* [Records provided]:
□ □ □ □
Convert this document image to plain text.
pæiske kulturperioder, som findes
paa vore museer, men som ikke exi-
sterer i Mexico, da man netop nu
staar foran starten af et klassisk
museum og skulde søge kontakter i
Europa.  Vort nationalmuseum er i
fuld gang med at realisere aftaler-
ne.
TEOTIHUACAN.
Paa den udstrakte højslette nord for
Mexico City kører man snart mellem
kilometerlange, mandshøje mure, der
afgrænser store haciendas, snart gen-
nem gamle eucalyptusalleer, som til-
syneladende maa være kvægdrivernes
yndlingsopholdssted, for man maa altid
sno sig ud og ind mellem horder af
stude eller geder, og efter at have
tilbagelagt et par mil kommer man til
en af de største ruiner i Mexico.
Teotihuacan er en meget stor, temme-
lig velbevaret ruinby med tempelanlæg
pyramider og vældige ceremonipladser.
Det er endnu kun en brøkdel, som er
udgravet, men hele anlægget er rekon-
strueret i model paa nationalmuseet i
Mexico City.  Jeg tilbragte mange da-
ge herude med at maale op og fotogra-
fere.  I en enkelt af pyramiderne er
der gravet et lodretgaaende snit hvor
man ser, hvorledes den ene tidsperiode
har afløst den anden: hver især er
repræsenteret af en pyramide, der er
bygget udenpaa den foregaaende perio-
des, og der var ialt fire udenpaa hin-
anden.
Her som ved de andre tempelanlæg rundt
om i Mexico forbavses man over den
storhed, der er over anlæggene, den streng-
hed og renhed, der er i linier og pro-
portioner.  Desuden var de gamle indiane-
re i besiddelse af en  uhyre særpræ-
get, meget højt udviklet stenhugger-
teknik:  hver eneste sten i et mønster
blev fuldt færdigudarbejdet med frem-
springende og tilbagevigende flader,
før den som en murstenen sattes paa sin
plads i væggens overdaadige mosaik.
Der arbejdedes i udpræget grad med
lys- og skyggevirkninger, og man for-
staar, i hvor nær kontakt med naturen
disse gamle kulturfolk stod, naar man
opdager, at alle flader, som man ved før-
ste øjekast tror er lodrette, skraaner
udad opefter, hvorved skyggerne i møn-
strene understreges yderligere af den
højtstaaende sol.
□ □ □ □
* [Aim of the exercise]: Pick out all lines from the data above in which the word "City" appears.

* [Result for this task]:
Mexico City kører man snart mellem
Mexico City.  Jeg tilbragte mange da-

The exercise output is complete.